- **PROBLEM TO SOLVE**: Only lines with the word "Sterile" are needed; collect each of them from the listing below.

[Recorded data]
• • • • • • •

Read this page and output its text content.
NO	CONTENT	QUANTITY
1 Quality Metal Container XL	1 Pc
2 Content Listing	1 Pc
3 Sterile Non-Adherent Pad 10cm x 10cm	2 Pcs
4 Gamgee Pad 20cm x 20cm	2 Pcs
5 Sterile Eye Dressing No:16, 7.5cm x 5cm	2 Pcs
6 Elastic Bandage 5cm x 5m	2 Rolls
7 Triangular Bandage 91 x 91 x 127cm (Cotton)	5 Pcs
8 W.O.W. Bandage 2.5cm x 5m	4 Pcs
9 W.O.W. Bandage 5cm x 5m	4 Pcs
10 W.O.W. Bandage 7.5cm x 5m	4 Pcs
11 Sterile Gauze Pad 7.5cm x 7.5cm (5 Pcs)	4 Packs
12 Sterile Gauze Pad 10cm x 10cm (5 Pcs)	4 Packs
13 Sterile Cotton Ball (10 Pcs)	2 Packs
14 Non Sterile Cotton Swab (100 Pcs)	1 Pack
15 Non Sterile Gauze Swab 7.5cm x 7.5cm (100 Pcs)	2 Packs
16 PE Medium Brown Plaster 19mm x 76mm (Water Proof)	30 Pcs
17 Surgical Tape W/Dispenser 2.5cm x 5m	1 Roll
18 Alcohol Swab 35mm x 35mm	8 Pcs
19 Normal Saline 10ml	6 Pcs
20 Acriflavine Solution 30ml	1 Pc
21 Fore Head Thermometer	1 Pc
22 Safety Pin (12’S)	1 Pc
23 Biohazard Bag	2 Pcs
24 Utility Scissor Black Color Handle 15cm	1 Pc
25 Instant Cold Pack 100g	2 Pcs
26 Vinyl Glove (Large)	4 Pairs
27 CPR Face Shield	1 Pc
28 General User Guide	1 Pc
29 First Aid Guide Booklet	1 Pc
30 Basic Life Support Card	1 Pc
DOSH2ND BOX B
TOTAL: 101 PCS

• • • • • • •

- **ANSWER FOR THIS EXERCISE**:
3 Sterile Non-Adherent Pad 10cm x 10cm	2 Pcs
5 Sterile Eye Dressing No:16, 7.5cm x 5cm	2 Pcs
11 Sterile Gauze Pad 7.5cm x 7.5cm (5 Pcs)	4 Packs
12 Sterile Gauze Pad 10cm x 10cm (5 Pcs)	4 Packs
13 Sterile Cotton Ball (10 Pcs)	2 Packs
14 Non Sterile Cotton Swab (100 Pcs)	1 Pack
15 Non Sterile Gauze Swab 7.5cm x 7.5cm (100 Pcs)	2 Packs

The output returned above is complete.